_Set exercise_: Report, as a bare number, how many lines of the material below contain the word "price".

_Material shown_:

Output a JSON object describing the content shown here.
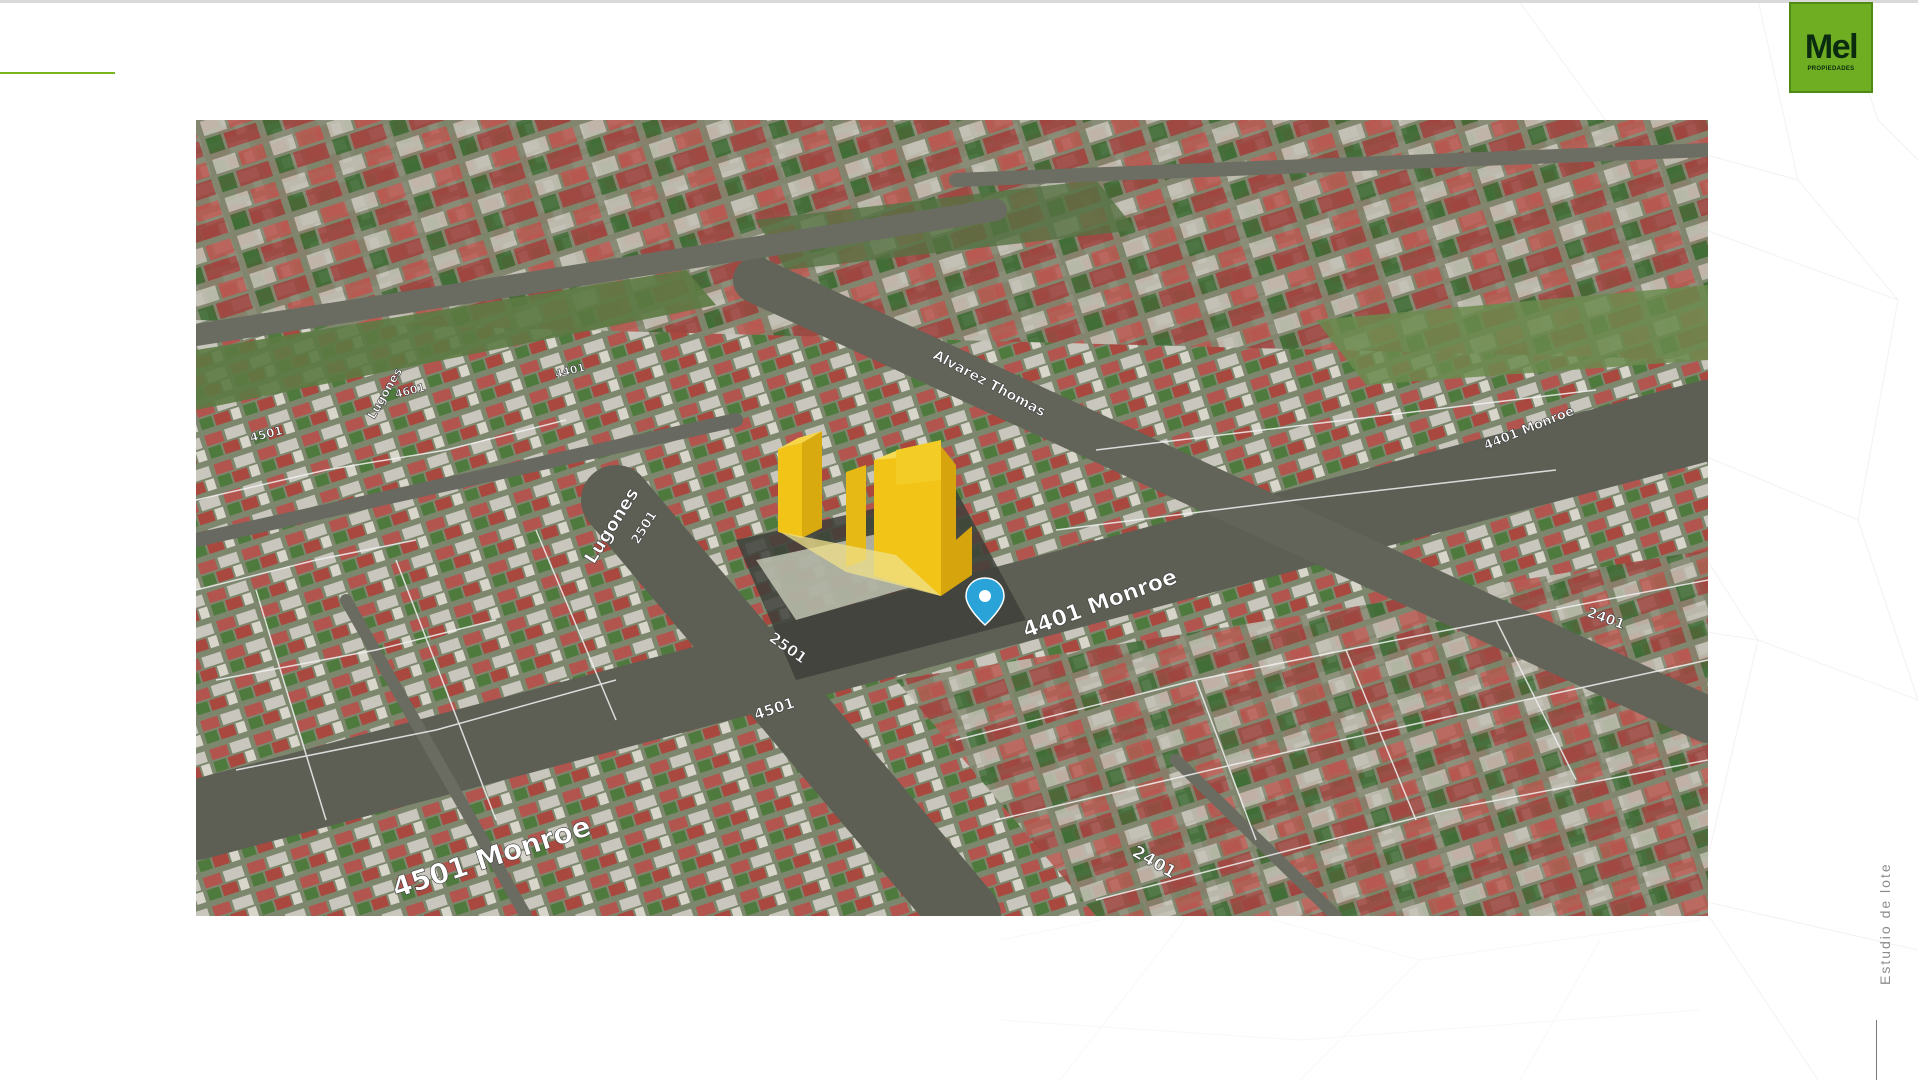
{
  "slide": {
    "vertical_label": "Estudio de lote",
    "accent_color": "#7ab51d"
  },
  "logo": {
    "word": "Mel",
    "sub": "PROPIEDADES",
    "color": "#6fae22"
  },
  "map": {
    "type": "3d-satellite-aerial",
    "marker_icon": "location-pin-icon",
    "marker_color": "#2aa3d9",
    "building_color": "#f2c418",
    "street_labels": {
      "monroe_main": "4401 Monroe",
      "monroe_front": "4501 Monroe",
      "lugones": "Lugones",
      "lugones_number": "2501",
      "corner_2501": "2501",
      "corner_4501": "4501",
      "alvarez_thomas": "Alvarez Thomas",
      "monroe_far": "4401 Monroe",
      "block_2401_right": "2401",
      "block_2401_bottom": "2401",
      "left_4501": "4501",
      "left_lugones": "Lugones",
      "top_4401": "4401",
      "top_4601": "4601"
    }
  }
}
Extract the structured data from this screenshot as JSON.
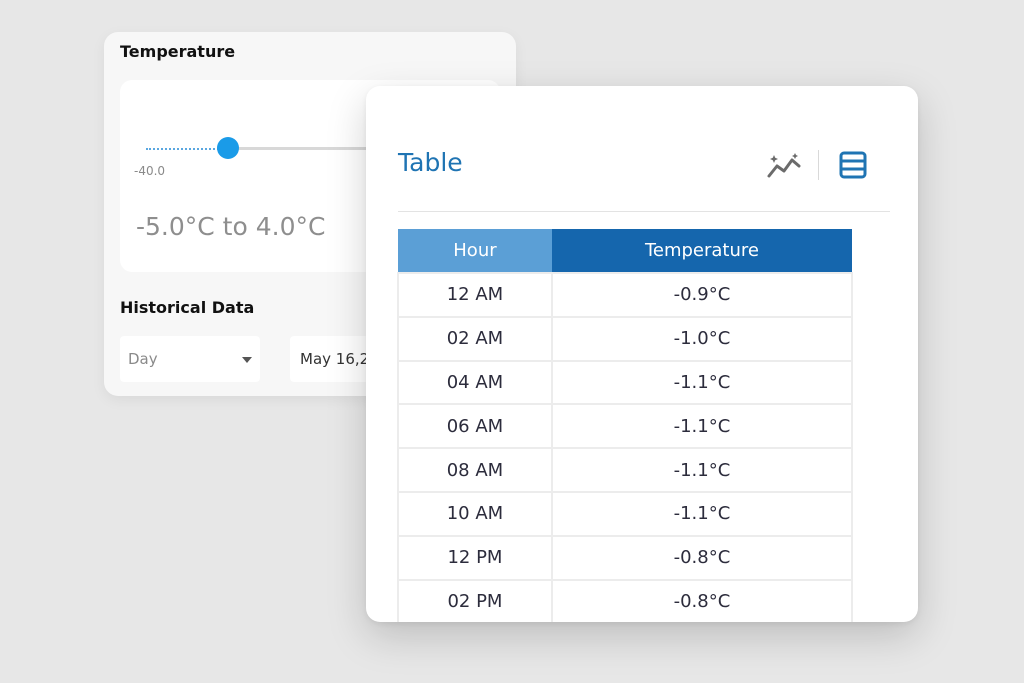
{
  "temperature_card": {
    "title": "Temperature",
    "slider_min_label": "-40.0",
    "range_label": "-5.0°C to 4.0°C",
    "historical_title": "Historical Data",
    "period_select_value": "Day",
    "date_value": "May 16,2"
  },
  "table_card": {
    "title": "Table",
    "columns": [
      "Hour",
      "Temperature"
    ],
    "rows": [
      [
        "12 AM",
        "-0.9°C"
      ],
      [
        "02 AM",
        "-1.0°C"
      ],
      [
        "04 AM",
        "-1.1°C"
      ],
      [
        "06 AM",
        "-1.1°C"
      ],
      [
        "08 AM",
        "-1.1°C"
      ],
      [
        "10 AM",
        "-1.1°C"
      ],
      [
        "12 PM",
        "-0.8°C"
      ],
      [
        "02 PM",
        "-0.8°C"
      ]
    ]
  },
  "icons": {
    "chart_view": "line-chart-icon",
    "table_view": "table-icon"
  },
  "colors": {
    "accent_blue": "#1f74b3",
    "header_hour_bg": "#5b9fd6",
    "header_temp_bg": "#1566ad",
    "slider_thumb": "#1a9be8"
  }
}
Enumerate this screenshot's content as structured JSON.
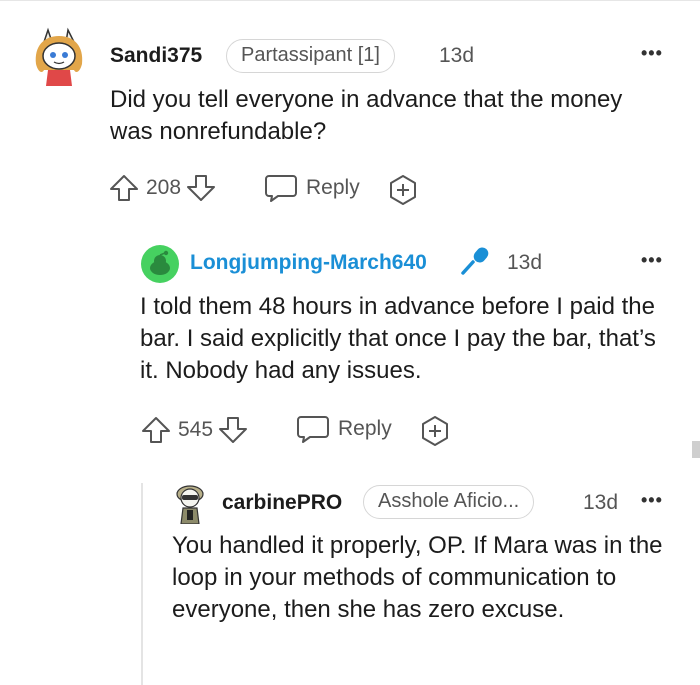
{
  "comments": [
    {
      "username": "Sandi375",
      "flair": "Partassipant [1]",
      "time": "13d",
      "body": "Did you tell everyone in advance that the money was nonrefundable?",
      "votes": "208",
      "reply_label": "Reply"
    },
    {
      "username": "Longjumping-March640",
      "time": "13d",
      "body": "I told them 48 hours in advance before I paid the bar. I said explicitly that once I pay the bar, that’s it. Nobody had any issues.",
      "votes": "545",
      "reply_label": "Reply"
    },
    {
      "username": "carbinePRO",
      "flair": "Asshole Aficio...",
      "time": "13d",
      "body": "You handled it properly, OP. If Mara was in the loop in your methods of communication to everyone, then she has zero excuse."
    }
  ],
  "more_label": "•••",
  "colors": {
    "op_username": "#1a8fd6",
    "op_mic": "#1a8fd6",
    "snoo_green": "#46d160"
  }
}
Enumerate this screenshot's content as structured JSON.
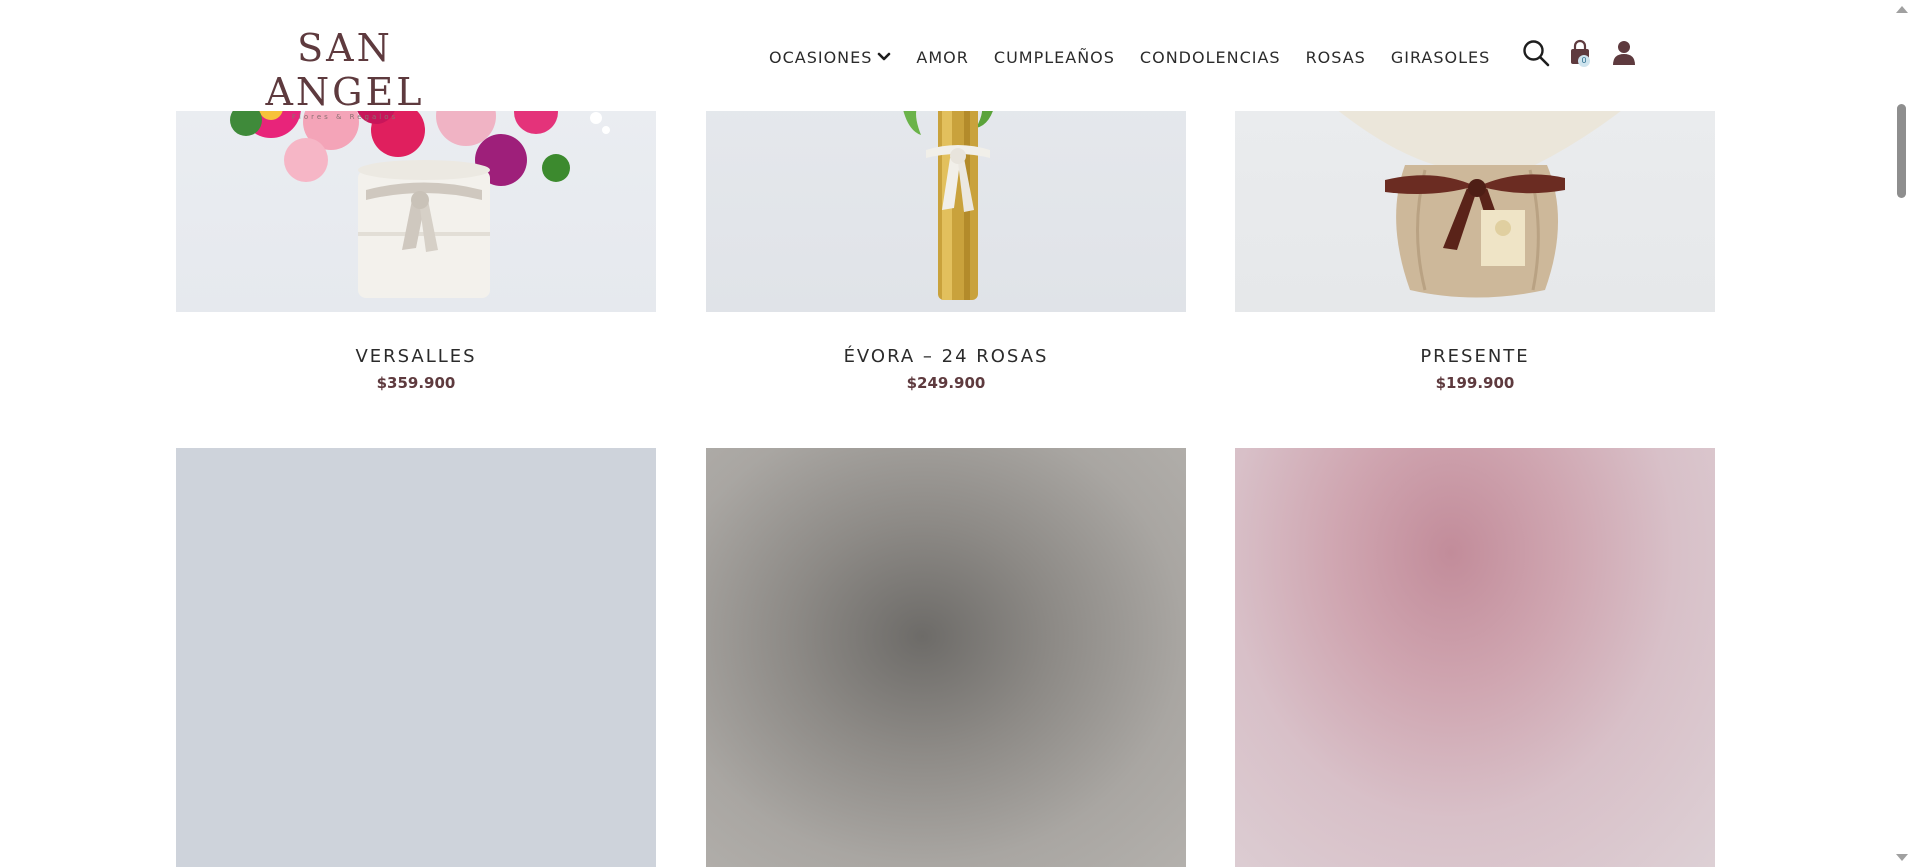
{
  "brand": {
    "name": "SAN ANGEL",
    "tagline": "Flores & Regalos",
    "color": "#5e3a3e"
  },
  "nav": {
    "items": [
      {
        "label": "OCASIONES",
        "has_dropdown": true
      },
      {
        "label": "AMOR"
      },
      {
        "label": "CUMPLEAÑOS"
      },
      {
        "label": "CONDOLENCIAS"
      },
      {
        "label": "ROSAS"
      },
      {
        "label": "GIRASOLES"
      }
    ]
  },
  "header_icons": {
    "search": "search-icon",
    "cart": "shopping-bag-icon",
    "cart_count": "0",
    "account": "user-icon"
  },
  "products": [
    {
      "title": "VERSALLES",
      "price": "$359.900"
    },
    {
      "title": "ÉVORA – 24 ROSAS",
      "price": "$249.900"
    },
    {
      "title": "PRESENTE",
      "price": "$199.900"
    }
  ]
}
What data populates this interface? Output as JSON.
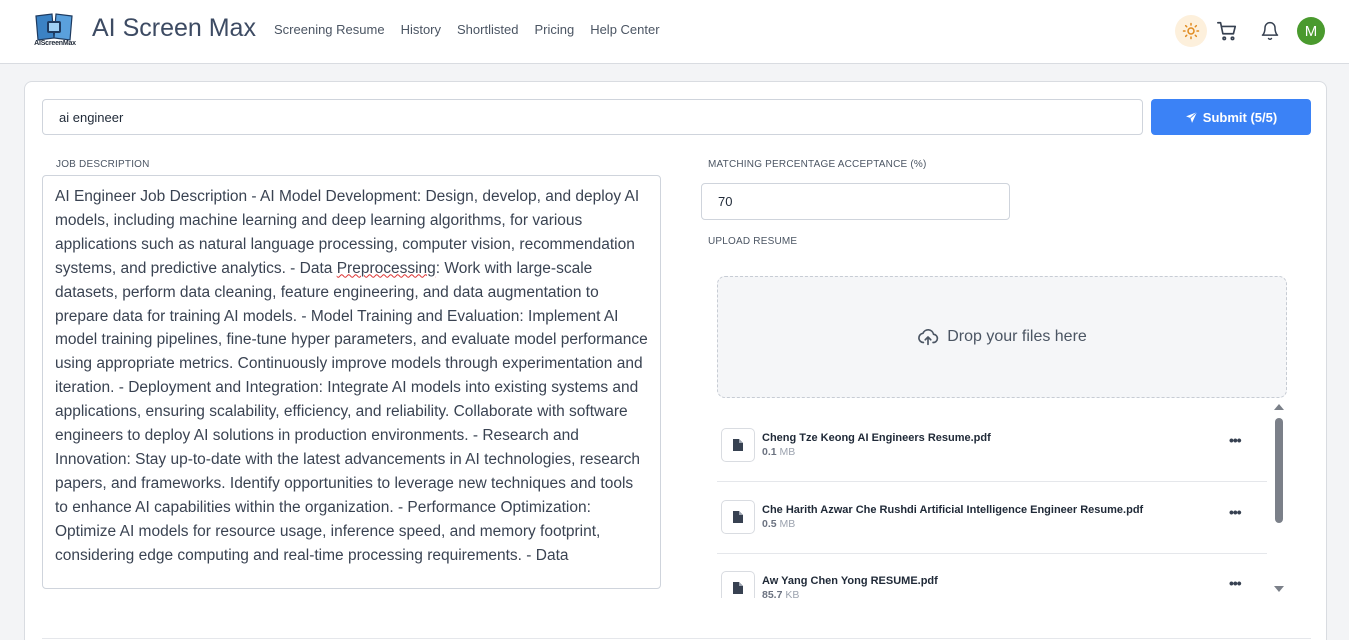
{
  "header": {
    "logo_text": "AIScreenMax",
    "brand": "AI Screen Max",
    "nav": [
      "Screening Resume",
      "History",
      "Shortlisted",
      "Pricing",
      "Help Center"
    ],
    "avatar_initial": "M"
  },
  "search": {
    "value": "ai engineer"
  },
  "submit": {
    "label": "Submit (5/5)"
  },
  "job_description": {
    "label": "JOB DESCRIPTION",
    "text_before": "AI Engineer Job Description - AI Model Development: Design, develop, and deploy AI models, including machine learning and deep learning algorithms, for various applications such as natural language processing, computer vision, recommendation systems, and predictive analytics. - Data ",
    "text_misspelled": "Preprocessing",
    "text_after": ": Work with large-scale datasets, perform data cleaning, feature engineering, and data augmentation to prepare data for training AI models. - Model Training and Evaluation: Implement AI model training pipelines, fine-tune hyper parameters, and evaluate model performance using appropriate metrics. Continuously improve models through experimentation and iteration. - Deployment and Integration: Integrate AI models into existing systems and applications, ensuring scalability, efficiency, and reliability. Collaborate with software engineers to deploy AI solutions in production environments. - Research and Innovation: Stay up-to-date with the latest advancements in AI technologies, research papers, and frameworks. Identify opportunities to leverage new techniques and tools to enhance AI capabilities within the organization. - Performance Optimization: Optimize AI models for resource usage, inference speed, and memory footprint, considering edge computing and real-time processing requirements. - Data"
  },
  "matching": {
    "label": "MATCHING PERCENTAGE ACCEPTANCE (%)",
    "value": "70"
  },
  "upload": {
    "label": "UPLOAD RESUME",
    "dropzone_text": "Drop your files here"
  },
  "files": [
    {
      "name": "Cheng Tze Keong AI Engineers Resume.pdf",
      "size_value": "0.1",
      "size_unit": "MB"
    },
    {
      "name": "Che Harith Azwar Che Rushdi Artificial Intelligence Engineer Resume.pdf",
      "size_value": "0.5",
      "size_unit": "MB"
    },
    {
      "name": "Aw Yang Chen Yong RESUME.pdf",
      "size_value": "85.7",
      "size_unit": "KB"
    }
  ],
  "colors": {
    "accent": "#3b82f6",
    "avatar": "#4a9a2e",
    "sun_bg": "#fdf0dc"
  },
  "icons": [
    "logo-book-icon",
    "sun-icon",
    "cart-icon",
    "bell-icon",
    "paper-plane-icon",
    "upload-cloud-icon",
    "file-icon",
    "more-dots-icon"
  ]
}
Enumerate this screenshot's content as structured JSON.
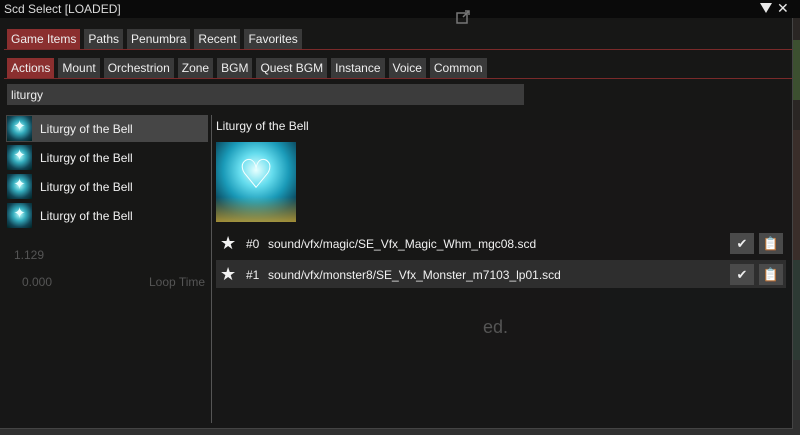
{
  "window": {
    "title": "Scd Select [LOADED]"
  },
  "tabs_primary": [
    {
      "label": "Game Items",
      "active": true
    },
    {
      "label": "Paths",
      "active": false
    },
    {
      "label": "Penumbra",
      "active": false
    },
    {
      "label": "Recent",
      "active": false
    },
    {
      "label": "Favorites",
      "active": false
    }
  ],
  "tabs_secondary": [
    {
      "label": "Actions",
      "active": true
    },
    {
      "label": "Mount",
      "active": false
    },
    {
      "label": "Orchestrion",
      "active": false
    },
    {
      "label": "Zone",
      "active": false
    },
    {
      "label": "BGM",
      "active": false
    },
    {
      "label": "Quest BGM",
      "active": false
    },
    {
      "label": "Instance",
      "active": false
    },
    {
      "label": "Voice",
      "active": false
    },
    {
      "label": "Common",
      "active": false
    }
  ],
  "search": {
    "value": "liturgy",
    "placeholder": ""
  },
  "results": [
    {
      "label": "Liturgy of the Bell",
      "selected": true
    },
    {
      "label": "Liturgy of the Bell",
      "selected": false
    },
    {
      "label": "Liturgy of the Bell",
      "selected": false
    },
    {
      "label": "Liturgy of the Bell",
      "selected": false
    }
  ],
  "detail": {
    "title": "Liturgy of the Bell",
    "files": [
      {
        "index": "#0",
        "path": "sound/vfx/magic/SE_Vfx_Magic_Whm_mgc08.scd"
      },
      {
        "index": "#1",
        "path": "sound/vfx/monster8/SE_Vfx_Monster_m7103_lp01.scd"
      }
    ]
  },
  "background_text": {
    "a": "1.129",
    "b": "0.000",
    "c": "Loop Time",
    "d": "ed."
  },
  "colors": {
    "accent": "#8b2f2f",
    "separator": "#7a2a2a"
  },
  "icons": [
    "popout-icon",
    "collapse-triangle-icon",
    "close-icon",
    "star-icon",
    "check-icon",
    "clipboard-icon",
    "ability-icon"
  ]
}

_Result for this task_: 3